(Extracted data entries)

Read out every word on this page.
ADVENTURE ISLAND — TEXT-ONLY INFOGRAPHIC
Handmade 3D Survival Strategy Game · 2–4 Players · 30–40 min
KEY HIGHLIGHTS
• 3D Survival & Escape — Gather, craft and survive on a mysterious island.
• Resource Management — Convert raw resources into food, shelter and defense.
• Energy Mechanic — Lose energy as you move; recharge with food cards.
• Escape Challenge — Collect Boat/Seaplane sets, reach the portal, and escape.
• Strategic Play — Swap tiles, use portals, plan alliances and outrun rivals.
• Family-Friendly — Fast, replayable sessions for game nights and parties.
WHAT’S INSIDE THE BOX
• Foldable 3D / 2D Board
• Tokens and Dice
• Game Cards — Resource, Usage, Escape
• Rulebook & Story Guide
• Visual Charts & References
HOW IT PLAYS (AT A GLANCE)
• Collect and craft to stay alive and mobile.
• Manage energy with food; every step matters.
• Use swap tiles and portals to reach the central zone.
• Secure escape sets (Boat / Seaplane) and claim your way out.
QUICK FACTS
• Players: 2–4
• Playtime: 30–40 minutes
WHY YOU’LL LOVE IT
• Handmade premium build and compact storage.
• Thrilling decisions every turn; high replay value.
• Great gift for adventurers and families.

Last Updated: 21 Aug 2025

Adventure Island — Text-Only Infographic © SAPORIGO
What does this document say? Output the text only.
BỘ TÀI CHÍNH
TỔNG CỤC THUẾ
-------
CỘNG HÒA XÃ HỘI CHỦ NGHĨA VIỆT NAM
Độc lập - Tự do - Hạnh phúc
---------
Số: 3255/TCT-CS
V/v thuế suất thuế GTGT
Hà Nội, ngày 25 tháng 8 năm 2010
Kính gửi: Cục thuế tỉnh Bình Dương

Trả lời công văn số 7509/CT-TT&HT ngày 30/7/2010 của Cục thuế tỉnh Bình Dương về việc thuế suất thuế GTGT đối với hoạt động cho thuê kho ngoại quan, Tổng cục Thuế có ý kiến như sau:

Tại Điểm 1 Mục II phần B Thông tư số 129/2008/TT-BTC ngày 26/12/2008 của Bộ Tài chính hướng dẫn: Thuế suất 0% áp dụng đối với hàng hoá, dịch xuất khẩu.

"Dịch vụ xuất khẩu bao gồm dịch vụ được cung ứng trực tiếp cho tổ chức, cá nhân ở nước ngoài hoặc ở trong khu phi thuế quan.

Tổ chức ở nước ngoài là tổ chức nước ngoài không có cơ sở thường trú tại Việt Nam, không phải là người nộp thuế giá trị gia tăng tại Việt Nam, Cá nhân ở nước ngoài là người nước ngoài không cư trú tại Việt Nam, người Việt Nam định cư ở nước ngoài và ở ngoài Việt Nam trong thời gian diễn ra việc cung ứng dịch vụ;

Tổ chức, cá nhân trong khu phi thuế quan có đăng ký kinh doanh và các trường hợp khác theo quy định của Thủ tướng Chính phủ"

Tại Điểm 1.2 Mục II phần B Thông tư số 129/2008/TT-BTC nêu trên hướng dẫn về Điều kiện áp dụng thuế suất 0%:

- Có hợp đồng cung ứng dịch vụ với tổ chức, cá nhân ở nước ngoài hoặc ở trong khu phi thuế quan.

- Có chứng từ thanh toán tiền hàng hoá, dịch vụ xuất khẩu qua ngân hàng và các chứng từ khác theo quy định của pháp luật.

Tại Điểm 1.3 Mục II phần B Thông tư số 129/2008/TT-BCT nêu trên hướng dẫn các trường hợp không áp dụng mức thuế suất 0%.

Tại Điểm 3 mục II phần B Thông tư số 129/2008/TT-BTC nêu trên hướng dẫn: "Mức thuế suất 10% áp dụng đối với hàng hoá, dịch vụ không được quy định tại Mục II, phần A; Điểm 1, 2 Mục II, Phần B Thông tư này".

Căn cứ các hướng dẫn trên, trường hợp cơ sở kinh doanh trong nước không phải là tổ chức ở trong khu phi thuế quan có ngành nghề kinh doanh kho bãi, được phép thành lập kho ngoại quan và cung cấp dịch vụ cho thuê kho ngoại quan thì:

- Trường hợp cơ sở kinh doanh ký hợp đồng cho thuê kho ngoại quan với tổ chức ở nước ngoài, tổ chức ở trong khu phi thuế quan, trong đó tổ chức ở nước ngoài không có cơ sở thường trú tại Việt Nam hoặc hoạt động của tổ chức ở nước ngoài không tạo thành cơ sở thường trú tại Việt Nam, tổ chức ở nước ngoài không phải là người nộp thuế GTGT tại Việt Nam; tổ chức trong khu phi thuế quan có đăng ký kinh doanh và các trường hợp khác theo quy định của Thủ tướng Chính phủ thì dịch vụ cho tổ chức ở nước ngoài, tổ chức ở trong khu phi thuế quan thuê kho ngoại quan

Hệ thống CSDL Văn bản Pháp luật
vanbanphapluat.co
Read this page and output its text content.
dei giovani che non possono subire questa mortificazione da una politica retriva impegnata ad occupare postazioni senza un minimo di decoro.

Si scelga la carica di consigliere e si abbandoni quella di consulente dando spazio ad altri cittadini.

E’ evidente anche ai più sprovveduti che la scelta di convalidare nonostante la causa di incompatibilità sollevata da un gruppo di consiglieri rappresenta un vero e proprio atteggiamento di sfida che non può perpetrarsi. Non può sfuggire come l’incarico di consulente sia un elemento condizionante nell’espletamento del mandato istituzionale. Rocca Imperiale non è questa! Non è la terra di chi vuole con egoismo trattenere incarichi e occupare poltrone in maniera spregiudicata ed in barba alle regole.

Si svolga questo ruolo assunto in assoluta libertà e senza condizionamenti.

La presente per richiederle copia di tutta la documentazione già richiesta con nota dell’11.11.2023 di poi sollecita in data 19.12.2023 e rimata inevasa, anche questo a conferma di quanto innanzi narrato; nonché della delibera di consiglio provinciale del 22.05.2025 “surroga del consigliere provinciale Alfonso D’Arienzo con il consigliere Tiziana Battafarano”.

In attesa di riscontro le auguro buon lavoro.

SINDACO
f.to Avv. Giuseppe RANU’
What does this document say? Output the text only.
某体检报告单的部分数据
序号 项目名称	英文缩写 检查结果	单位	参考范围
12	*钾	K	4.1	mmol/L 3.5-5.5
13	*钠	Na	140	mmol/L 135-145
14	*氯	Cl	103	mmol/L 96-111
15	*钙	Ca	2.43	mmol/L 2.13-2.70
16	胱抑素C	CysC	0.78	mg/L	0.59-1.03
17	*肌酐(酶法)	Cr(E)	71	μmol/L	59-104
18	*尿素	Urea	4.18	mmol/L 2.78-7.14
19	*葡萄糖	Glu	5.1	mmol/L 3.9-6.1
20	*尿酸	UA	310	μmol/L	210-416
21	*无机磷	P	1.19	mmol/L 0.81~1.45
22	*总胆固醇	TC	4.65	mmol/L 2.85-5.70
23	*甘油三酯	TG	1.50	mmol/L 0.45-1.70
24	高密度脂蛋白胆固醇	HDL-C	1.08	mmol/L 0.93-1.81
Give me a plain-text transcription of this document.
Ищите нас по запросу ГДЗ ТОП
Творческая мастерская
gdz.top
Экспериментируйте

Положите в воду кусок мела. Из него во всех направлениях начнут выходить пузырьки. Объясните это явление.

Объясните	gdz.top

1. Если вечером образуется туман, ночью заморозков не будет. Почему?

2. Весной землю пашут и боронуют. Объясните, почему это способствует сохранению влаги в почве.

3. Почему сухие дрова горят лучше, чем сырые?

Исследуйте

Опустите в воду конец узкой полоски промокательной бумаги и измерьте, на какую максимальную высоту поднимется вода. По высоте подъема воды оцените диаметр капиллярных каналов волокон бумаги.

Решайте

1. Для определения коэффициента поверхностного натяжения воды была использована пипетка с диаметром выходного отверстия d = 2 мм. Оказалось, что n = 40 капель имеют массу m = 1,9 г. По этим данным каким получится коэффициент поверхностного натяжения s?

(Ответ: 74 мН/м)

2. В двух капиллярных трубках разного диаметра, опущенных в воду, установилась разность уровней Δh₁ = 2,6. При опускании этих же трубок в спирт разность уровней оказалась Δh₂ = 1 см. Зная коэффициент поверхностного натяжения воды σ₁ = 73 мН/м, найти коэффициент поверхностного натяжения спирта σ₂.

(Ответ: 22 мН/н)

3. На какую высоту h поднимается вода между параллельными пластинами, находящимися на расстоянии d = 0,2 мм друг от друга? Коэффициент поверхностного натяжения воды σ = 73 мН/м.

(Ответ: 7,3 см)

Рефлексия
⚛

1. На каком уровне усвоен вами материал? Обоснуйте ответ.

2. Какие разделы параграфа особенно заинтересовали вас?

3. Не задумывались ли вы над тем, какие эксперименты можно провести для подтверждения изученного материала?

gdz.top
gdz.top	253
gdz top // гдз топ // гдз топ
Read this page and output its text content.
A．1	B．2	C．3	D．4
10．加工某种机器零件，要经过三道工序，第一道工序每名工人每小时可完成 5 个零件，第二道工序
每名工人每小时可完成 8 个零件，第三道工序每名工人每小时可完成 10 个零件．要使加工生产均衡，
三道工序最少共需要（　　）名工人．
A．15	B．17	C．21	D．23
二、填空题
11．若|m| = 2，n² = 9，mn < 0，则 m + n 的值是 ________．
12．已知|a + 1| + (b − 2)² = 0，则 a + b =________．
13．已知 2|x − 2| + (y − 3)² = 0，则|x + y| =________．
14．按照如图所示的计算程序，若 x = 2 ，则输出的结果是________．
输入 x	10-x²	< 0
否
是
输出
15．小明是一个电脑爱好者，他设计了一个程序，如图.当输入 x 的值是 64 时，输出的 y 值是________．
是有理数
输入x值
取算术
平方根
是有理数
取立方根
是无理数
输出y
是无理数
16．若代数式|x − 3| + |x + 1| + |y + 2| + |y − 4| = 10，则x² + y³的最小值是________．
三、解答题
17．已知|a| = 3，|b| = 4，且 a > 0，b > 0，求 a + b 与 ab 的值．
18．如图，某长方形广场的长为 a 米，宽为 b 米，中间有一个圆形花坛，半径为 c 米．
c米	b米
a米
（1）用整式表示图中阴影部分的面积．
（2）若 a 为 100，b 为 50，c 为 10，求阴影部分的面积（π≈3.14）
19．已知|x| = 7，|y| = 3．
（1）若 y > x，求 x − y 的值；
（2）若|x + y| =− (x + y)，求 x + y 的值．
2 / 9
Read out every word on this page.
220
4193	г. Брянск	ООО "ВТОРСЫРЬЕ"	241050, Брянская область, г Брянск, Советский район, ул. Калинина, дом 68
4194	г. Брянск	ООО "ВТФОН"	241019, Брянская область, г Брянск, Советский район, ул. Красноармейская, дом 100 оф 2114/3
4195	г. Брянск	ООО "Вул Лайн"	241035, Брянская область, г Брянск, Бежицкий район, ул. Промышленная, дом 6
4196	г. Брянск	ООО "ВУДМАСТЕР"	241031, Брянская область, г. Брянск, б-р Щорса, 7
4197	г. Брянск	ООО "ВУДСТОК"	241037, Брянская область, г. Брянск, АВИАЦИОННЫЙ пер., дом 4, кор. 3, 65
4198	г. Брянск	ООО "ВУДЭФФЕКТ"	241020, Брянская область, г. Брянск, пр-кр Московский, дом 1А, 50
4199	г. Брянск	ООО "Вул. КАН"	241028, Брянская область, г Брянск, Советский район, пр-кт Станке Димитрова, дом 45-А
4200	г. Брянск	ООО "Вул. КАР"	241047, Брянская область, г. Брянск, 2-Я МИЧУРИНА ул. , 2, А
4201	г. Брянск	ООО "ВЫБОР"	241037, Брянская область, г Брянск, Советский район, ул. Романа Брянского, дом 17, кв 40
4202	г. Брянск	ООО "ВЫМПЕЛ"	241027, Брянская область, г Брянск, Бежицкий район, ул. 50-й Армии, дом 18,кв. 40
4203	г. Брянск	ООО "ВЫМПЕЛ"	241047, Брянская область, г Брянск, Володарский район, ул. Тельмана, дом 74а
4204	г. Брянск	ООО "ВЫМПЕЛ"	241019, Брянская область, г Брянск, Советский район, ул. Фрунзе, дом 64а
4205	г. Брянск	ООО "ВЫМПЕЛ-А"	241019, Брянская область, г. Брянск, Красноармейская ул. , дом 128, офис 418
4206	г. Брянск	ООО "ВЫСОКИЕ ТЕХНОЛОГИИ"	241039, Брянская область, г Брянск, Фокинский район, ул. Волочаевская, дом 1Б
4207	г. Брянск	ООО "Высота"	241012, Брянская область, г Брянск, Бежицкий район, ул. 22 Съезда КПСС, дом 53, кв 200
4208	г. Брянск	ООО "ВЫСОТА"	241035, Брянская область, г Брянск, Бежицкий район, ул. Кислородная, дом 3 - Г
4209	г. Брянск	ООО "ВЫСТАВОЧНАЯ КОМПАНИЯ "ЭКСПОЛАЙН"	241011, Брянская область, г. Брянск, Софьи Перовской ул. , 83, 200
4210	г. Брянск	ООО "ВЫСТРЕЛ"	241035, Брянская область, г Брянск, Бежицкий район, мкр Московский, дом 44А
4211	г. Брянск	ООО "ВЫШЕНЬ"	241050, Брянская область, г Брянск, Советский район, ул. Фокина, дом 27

Work to be completed |
Look through the entries above and count each line holding "consigliere"; report the count alone.

Written solution |
2